RECORDS TO USE>
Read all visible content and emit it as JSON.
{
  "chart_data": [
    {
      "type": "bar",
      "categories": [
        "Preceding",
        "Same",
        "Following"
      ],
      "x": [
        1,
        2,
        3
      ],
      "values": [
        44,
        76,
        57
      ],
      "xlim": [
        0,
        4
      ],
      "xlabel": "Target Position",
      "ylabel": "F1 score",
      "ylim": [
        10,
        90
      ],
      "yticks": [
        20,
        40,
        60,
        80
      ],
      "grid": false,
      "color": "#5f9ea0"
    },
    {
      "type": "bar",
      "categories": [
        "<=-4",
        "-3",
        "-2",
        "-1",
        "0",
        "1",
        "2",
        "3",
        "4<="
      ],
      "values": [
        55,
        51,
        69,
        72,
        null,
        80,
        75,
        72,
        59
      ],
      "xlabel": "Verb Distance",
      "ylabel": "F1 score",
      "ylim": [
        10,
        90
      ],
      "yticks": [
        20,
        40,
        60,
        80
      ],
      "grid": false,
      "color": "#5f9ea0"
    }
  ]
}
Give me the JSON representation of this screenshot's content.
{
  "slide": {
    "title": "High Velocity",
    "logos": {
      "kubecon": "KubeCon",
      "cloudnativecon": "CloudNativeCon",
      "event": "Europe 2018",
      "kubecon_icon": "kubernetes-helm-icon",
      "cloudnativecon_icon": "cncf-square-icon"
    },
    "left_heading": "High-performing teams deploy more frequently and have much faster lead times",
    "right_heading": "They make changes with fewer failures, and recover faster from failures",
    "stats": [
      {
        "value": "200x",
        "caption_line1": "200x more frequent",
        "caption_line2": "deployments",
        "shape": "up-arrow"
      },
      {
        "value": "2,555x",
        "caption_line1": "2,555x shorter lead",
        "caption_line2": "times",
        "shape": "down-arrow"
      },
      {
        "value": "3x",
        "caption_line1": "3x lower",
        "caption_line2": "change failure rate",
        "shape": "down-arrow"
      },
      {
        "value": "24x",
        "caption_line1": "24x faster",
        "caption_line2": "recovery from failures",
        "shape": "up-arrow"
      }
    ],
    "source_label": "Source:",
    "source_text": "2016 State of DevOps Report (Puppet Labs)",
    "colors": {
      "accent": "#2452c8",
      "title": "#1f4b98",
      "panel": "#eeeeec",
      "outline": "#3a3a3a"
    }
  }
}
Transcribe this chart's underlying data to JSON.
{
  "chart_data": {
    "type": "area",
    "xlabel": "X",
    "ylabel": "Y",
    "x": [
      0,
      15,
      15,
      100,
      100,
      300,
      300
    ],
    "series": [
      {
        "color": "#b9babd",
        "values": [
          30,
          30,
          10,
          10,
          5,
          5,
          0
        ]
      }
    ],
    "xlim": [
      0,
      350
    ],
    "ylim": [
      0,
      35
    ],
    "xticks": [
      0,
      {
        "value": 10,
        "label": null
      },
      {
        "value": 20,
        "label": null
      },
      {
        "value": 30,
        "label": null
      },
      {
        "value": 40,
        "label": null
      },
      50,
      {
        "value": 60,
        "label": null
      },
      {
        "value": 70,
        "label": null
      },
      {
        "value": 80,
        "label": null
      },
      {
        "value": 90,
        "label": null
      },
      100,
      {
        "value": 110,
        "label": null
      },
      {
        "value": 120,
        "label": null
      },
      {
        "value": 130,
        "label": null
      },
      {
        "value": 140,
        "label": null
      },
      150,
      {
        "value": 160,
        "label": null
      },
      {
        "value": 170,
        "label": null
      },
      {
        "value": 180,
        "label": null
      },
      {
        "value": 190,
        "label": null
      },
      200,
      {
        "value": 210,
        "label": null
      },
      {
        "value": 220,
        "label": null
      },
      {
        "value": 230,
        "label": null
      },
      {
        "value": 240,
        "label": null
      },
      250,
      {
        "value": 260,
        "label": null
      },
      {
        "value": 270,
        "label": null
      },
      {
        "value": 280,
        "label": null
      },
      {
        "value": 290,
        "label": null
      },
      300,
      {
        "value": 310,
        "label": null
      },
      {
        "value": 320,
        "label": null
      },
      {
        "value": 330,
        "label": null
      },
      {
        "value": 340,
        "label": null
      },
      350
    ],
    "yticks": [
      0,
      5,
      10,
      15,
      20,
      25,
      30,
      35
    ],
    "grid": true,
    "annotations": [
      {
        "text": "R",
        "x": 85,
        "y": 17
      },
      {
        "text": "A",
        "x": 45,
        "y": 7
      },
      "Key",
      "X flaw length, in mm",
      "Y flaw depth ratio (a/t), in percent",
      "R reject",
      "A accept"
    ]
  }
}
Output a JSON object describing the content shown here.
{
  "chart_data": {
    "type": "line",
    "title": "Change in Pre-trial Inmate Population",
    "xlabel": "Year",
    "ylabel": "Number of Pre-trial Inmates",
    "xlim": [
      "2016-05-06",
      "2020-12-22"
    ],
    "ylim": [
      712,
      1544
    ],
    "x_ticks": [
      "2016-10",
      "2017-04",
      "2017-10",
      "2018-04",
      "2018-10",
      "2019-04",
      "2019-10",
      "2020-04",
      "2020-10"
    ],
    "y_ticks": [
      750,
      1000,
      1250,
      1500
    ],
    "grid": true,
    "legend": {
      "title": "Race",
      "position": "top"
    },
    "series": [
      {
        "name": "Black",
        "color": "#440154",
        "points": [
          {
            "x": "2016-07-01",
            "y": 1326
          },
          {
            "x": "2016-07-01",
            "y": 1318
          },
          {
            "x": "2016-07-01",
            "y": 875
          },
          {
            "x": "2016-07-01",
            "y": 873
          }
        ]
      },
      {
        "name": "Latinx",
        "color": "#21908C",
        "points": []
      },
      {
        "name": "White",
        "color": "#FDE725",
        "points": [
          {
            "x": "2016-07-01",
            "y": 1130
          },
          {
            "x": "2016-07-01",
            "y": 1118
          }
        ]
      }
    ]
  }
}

TASK> Starting with the line that contains "Output a JSON", output every line through the end of the listing above, unchanged.

THE REPLY>
Output a JSON object describing the content shown here.
{
  "chart_data": {
    "type": "line",
    "title": "Change in Pre-trial Inmate Population",
    "xlabel": "Year",
    "ylabel": "Number of Pre-trial Inmates",
    "xlim": [
      "2016-05-06",
      "2020-12-22"
    ],
    "ylim": [
      712,
      1544
    ],
    "x_ticks": [
      "2016-10",
      "2017-04",
      "2017-10",
      "2018-04",
      "2018-10",
      "2019-04",
      "2019-10",
      "2020-04",
      "2020-10"
    ],
    "y_ticks": [
      750,
      1000,
      1250,
      1500
    ],
    "grid": true,
    "legend": {
      "title": "Race",
      "position": "top"
    },
    "series": [
      {
        "name": "Black",
        "color": "#440154",
        "points": [
          {
            "x": "2016-07-01",
            "y": 1326
          },
          {
            "x": "2016-07-01",
            "y": 1318
          },
          {
            "x": "2016-07-01",
            "y": 875
          },
          {
            "x": "2016-07-01",
            "y": 873
          }
        ]
      },
      {
        "name": "Latinx",
        "color": "#21908C",
        "points": []
      },
      {
        "name": "White",
        "color": "#FDE725",
        "points": [
          {
            "x": "2016-07-01",
            "y": 1130
          },
          {
            "x": "2016-07-01",
            "y": 1118
          }
        ]
      }
    ]
  }
}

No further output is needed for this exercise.